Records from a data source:
Start
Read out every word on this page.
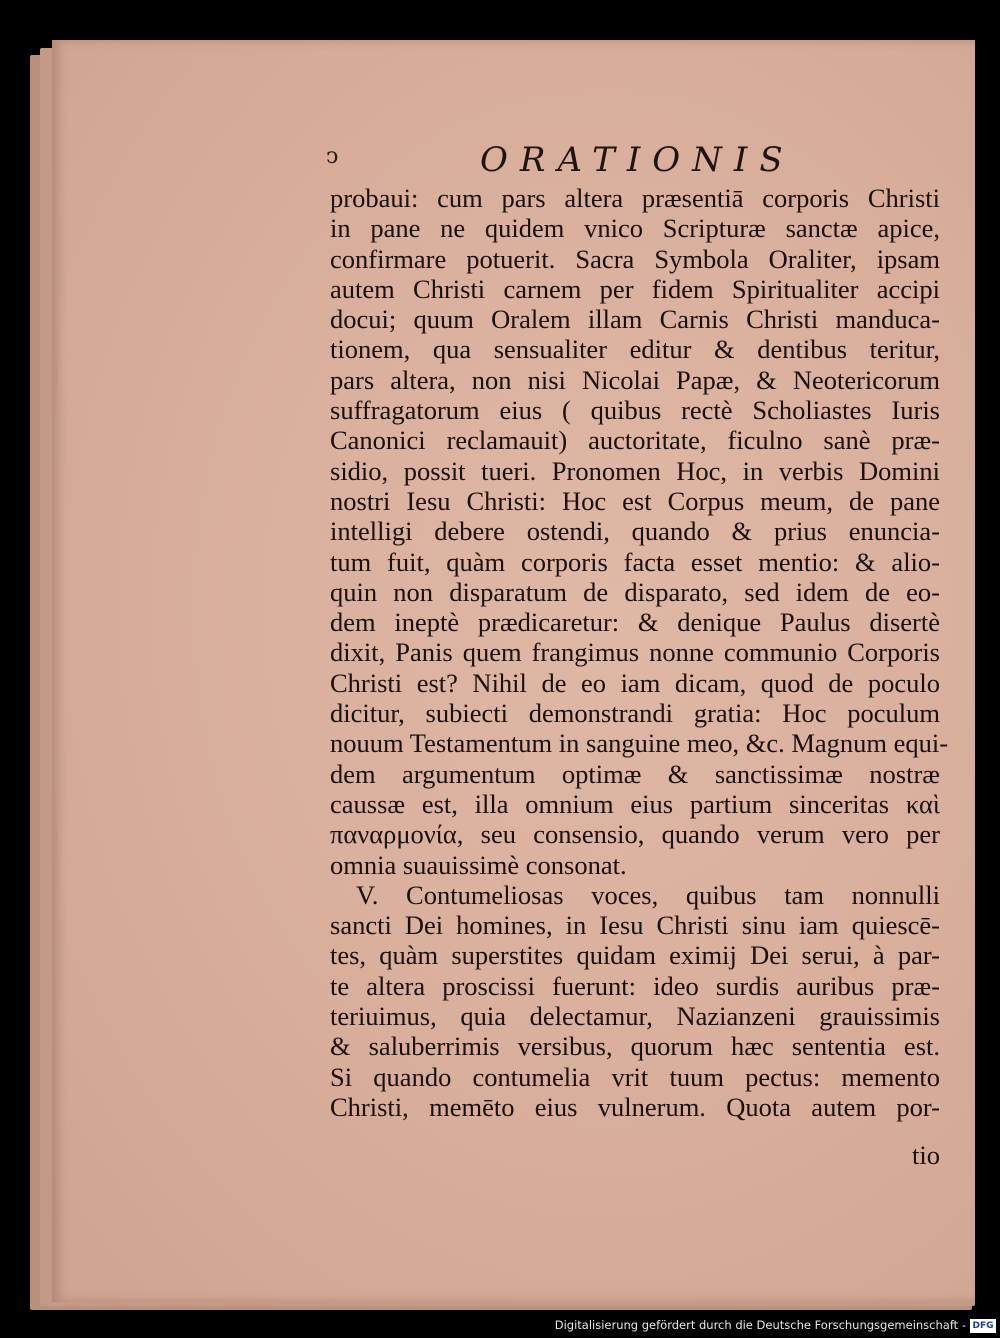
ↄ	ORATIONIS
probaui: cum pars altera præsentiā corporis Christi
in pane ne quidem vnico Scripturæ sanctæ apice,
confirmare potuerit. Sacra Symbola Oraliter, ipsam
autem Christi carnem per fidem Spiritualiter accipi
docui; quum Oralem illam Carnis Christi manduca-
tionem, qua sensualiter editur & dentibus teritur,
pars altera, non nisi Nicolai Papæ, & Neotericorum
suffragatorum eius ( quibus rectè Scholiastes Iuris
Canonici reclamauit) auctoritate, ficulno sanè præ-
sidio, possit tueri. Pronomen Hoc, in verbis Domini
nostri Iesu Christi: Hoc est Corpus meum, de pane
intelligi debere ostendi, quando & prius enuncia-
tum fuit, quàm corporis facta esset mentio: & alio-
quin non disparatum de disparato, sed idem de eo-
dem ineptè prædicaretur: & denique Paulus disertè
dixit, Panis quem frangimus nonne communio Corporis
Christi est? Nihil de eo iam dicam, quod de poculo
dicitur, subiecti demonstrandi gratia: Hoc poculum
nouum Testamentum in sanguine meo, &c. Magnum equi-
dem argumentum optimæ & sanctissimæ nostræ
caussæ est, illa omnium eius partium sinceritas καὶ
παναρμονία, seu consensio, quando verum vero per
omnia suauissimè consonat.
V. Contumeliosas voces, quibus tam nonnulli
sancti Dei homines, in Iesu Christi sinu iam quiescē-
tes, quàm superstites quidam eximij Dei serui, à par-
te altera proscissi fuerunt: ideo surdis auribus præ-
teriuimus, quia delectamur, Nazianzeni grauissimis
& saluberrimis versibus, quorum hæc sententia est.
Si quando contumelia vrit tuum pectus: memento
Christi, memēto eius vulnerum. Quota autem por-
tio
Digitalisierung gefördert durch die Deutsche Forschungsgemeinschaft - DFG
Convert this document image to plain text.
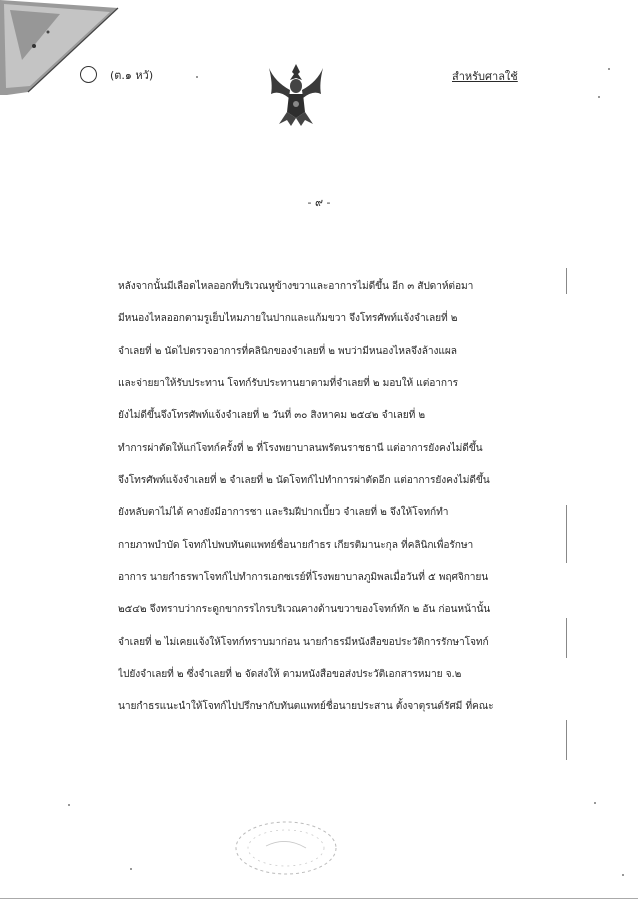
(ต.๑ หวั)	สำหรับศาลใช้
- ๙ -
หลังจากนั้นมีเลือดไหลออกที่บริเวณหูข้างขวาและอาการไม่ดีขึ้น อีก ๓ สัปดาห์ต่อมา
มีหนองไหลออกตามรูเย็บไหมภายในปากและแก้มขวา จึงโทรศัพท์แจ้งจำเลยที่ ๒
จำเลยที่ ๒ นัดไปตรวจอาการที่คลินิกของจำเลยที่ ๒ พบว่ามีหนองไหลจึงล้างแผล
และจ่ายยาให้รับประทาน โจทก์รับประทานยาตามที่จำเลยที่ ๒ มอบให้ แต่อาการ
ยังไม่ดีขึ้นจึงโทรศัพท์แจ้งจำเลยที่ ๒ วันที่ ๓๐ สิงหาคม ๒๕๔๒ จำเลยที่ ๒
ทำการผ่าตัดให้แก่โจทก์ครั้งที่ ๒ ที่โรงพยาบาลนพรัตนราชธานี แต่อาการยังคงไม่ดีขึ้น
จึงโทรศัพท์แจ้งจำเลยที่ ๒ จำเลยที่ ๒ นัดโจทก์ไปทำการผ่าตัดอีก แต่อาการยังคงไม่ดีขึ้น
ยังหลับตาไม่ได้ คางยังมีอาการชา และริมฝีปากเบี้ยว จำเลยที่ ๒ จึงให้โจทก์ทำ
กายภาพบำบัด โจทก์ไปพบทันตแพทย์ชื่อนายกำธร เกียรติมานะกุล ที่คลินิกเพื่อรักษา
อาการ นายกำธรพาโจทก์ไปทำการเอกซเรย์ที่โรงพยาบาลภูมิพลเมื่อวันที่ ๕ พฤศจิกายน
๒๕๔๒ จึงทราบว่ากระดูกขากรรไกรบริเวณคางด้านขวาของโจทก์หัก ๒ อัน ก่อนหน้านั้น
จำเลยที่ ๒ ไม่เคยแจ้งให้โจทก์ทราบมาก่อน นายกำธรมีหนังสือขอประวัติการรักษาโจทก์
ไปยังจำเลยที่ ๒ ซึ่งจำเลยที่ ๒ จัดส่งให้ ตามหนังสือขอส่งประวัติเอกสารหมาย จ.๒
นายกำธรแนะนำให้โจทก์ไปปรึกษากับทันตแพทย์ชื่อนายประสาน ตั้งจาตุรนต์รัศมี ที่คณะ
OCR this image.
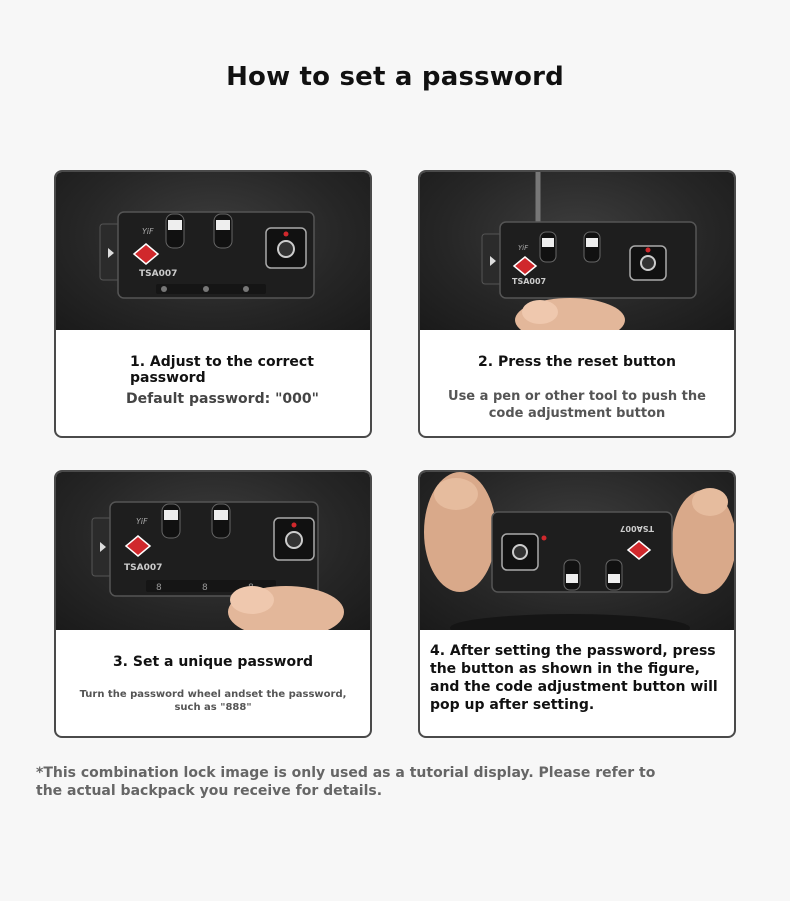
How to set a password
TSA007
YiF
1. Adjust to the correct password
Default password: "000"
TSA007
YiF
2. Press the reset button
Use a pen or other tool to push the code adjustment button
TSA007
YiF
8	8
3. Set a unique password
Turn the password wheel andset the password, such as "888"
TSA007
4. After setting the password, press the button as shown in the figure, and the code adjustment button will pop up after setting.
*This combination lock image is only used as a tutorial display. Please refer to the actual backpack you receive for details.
End
--- Exercise details ---
Which lines hold the word "password"? Copy every one of them.

--- Solution below ---
How to set a password
1. Adjust to the correct password
Default password: "000"
3. Set a unique password
Turn the password wheel andset the password, such as "888"
4. After setting the password, press the button as shown in the figure, and the code adjustment button will pop up after setting.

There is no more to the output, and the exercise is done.